WRITTEN INSTRUCTION: Would you quote the material below in full and unchanged?

-- BEGIN MATERIAL FOR THE TASK --

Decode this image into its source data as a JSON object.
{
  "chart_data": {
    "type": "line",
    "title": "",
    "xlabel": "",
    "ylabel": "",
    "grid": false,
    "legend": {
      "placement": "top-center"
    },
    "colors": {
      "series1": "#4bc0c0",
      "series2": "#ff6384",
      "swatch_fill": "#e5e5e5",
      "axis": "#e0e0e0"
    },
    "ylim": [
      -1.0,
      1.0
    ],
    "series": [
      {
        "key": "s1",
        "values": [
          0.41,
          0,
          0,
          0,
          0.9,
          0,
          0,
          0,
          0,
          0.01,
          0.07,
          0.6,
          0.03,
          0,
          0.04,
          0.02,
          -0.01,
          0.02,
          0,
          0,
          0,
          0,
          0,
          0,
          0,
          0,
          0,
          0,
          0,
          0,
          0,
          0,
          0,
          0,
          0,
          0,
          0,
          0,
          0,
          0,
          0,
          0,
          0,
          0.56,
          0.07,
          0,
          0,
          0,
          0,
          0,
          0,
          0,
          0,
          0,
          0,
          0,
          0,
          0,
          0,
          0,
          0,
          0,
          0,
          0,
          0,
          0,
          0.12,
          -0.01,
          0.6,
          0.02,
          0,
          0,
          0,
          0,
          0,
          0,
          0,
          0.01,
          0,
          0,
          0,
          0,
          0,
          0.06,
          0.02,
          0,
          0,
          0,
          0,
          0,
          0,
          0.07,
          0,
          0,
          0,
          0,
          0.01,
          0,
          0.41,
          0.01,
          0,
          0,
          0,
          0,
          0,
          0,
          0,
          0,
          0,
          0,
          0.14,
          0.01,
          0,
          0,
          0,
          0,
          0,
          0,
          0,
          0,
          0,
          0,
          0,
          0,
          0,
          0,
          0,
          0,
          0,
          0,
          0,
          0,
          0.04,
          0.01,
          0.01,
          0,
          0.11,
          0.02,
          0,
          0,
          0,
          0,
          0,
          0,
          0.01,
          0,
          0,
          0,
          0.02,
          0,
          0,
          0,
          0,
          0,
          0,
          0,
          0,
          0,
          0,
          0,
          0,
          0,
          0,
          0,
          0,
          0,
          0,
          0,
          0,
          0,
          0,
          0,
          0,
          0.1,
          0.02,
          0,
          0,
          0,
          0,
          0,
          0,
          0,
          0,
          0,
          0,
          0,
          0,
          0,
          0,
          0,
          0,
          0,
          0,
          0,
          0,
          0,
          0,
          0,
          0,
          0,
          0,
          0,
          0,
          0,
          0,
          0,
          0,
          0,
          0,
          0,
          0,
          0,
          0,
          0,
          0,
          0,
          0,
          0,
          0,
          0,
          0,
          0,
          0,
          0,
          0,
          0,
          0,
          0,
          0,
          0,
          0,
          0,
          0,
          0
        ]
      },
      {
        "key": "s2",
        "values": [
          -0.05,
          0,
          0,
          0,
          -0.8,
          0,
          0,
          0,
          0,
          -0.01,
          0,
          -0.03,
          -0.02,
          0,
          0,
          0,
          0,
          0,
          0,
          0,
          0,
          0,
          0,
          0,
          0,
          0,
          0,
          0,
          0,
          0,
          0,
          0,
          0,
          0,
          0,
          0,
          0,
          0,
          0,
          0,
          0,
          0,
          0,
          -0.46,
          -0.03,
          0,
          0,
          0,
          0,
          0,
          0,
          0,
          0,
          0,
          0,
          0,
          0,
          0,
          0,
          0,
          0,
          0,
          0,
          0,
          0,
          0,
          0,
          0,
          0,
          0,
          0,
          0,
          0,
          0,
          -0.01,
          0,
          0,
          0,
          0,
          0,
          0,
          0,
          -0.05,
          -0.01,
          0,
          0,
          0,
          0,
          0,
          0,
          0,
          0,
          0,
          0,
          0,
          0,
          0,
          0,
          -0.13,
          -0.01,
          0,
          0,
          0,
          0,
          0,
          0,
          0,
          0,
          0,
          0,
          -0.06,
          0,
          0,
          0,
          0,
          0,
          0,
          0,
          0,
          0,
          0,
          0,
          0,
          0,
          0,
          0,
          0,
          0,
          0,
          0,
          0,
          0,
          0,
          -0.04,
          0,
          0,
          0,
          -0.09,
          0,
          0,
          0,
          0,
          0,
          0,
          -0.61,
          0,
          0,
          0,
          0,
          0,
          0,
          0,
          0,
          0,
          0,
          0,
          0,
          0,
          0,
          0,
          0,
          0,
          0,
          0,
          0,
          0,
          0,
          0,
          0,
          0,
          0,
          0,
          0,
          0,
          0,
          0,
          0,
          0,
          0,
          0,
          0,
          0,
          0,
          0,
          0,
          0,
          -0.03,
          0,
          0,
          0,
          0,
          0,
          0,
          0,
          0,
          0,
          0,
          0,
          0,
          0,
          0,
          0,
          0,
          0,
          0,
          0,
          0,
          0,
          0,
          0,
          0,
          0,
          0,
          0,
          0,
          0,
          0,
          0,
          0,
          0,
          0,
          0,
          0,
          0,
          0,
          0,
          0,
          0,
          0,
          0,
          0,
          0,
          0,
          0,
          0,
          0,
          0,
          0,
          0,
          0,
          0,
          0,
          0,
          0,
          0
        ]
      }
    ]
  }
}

-- END MATERIAL FOR THE TASK --

FULL ANSWER:
Decode this image into its source data as a JSON object.
{
  "chart_data": {
    "type": "line",
    "title": "",
    "xlabel": "",
    "ylabel": "",
    "grid": false,
    "legend": {
      "placement": "top-center"
    },
    "colors": {
      "series1": "#4bc0c0",
      "series2": "#ff6384",
      "swatch_fill": "#e5e5e5",
      "axis": "#e0e0e0"
    },
    "ylim": [
      -1.0,
      1.0
    ],
    "series": [
      {
        "key": "s1",
        "values": [
          0.41,
          0,
          0,
          0,
          0.9,
          0,
          0,
          0,
          0,
          0.01,
          0.07,
          0.6,
          0.03,
          0,
          0.04,
          0.02,
          -0.01,
          0.02,
          0,
          0,
          0,
          0,
          0,
          0,
          0,
          0,
          0,
          0,
          0,
          0,
          0,
          0,
          0,
          0,
          0,
          0,
          0,
          0,
          0,
          0,
          0,
          0,
          0,
          0.56,
          0.07,
          0,
          0,
          0,
          0,
          0,
          0,
          0,
          0,
          0,
          0,
          0,
          0,
          0,
          0,
          0,
          0,
          0,
          0,
          0,
          0,
          0,
          0.12,
          -0.01,
          0.6,
          0.02,
          0,
          0,
          0,
          0,
          0,
          0,
          0,
          0.01,
          0,
          0,
          0,
          0,
          0,
          0.06,
          0.02,
          0,
          0,
          0,
          0,
          0,
          0,
          0.07,
          0,
          0,
          0,
          0,
          0.01,
          0,
          0.41,
          0.01,
          0,
          0,
          0,
          0,
          0,
          0,
          0,
          0,
          0,
          0,
          0.14,
          0.01,
          0,
          0,
          0,
          0,
          0,
          0,
          0,
          0,
          0,
          0,
          0,
          0,
          0,
          0,
          0,
          0,
          0,
          0,
          0,
          0,
          0.04,
          0.01,
          0.01,
          0,
          0.11,
          0.02,
          0,
          0,
          0,
          0,
          0,
          0,
          0.01,
          0,
          0,
          0,
          0.02,
          0,
          0,
          0,
          0,
          0,
          0,
          0,
          0,
          0,
          0,
          0,
          0,
          0,
          0,
          0,
          0,
          0,
          0,
          0,
          0,
          0,
          0,
          0,
          0,
          0.1,
          0.02,
          0,
          0,
          0,
          0,
          0,
          0,
          0,
          0,
          0,
          0,
          0,
          0,
          0,
          0,
          0,
          0,
          0,
          0,
          0,
          0,
          0,
          0,
          0,
          0,
          0,
          0,
          0,
          0,
          0,
          0,
          0,
          0,
          0,
          0,
          0,
          0,
          0,
          0,
          0,
          0,
          0,
          0,
          0,
          0,
          0,
          0,
          0,
          0,
          0,
          0,
          0,
          0,
          0,
          0,
          0,
          0,
          0,
          0,
          0
        ]
      },
      {
        "key": "s2",
        "values": [
          -0.05,
          0,
          0,
          0,
          -0.8,
          0,
          0,
          0,
          0,
          -0.01,
          0,
          -0.03,
          -0.02,
          0,
          0,
          0,
          0,
          0,
          0,
          0,
          0,
          0,
          0,
          0,
          0,
          0,
          0,
          0,
          0,
          0,
          0,
          0,
          0,
          0,
          0,
          0,
          0,
          0,
          0,
          0,
          0,
          0,
          0,
          -0.46,
          -0.03,
          0,
          0,
          0,
          0,
          0,
          0,
          0,
          0,
          0,
          0,
          0,
          0,
          0,
          0,
          0,
          0,
          0,
          0,
          0,
          0,
          0,
          0,
          0,
          0,
          0,
          0,
          0,
          0,
          0,
          -0.01,
          0,
          0,
          0,
          0,
          0,
          0,
          0,
          -0.05,
          -0.01,
          0,
          0,
          0,
          0,
          0,
          0,
          0,
          0,
          0,
          0,
          0,
          0,
          0,
          0,
          -0.13,
          -0.01,
          0,
          0,
          0,
          0,
          0,
          0,
          0,
          0,
          0,
          0,
          -0.06,
          0,
          0,
          0,
          0,
          0,
          0,
          0,
          0,
          0,
          0,
          0,
          0,
          0,
          0,
          0,
          0,
          0,
          0,
          0,
          0,
          0,
          0,
          -0.04,
          0,
          0,
          0,
          -0.09,
          0,
          0,
          0,
          0,
          0,
          0,
          -0.61,
          0,
          0,
          0,
          0,
          0,
          0,
          0,
          0,
          0,
          0,
          0,
          0,
          0,
          0,
          0,
          0,
          0,
          0,
          0,
          0,
          0,
          0,
          0,
          0,
          0,
          0,
          0,
          0,
          0,
          0,
          0,
          0,
          0,
          0,
          0,
          0,
          0,
          0,
          0,
          0,
          0,
          -0.03,
          0,
          0,
          0,
          0,
          0,
          0,
          0,
          0,
          0,
          0,
          0,
          0,
          0,
          0,
          0,
          0,
          0,
          0,
          0,
          0,
          0,
          0,
          0,
          0,
          0,
          0,
          0,
          0,
          0,
          0,
          0,
          0,
          0,
          0,
          0,
          0,
          0,
          0,
          0,
          0,
          0,
          0,
          0,
          0,
          0,
          0,
          0,
          0,
          0,
          0,
          0,
          0,
          0,
          0,
          0,
          0,
          0,
          0
        ]
      }
    ]
  }
}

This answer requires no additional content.